(Items from a dataset)
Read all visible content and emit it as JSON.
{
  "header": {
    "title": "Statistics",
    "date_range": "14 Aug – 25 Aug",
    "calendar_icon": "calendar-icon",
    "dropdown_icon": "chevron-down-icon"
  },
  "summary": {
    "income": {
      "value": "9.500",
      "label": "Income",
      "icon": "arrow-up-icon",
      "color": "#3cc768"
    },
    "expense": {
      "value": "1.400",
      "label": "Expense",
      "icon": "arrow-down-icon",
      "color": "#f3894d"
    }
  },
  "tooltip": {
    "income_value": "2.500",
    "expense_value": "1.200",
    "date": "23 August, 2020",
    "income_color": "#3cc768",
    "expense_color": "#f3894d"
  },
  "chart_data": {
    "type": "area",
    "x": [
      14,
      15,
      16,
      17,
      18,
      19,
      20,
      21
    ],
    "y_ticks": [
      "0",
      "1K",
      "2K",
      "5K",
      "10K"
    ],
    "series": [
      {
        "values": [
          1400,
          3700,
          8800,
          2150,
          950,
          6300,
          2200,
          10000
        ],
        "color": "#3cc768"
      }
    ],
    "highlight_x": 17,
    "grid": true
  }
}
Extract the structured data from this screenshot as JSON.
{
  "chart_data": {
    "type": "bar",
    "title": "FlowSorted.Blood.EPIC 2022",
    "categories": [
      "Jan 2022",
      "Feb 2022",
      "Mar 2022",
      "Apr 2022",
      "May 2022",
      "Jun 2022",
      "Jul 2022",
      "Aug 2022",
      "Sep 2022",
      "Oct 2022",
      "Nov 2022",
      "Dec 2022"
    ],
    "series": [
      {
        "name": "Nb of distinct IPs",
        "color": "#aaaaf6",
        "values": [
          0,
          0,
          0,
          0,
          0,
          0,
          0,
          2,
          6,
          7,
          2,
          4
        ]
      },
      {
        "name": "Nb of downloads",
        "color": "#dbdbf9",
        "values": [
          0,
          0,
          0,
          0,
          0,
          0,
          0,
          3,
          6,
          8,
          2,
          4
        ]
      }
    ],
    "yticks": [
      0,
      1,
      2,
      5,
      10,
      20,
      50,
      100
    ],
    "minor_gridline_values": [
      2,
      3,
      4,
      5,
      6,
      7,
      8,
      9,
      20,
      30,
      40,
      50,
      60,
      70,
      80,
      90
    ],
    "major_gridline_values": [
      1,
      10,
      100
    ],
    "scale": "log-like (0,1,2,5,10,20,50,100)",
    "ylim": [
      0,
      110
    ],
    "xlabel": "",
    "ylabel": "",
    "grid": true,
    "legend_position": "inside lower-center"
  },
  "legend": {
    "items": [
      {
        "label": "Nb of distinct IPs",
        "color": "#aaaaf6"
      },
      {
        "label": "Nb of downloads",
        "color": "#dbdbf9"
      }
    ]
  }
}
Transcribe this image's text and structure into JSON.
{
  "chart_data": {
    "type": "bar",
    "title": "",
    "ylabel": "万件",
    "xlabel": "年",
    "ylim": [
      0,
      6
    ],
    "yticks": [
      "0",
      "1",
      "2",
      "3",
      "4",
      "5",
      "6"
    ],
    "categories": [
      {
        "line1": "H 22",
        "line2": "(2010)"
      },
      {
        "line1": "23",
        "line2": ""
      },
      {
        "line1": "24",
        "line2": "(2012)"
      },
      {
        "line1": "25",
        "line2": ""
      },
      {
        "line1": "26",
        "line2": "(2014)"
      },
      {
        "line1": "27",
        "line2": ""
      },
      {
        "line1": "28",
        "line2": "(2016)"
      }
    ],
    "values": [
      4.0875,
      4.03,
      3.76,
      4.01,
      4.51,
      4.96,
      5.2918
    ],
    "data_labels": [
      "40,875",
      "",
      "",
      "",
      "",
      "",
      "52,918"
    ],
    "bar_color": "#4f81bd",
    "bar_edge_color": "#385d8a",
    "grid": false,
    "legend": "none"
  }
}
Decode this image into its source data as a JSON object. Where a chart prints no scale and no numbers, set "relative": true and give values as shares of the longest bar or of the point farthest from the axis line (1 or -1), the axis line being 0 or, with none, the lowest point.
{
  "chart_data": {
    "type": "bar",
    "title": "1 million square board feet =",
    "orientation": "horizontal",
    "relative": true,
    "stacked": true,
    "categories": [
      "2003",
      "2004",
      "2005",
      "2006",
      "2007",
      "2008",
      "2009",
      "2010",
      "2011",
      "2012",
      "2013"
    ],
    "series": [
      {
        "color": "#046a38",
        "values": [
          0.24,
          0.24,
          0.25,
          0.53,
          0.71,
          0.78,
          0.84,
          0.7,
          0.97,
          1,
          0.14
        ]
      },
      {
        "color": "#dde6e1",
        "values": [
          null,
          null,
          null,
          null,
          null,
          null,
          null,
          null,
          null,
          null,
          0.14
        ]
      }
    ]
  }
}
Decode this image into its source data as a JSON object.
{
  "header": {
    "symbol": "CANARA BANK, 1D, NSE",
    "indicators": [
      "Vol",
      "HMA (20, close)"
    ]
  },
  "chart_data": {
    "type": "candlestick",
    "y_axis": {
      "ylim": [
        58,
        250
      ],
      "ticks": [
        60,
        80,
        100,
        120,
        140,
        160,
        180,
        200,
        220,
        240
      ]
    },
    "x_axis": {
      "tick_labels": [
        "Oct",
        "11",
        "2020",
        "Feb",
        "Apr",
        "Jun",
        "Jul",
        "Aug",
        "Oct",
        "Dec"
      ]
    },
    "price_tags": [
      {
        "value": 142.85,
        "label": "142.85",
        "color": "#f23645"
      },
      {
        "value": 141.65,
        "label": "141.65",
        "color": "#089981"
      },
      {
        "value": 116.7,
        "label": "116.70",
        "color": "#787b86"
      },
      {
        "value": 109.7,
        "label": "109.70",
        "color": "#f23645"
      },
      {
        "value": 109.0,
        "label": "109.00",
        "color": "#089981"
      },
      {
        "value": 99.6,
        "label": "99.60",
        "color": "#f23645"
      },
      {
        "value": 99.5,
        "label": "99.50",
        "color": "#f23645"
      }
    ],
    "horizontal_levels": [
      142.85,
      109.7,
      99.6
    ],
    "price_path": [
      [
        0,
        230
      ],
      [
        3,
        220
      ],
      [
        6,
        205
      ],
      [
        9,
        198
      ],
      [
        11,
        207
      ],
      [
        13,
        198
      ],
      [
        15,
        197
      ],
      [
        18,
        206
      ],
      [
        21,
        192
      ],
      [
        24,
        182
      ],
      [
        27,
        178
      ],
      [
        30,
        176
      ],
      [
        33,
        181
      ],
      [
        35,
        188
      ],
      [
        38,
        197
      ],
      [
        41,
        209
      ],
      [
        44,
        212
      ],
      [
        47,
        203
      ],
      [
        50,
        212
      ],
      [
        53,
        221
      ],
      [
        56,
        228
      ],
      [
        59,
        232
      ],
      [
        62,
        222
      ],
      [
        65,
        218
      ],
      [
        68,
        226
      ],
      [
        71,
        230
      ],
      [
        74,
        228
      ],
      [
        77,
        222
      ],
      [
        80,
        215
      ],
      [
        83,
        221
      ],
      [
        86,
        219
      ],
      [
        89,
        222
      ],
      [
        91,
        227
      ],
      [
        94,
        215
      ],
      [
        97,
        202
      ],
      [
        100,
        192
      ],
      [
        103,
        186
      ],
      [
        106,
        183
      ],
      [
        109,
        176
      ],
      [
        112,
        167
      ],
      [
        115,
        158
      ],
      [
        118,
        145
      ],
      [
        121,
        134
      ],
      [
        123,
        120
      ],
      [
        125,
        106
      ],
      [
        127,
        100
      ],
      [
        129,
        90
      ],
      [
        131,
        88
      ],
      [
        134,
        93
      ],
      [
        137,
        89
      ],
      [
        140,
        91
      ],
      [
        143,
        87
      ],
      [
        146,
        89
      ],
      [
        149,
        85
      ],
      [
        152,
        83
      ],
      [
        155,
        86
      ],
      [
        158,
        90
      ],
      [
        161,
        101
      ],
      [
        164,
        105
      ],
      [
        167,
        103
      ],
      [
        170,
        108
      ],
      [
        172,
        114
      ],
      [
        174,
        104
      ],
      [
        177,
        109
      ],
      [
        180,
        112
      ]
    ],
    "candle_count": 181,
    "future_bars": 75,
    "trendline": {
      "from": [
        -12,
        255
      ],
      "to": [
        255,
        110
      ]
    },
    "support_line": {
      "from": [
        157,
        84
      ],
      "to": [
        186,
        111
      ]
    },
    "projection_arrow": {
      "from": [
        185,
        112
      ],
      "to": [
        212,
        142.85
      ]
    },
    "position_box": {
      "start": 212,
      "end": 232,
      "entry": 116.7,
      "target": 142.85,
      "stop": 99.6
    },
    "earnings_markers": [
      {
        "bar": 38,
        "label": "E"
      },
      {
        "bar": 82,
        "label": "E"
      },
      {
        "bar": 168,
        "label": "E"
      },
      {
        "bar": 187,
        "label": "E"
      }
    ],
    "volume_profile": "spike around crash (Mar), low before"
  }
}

[THE TASK] Return all lines of the material above in which the word "Decode" occurs.

[RESPONSE TO THE EXERCISE]
Decode this image into its source data as a JSON object. Where a chart prints no scale and no numbers, set "relative": true and give values as shares of the longest bar or of the point farthest from the axis line (1 or -1), the axis line being 0 or, with none, the lowest point.
Decode this image into its source data as a JSON object.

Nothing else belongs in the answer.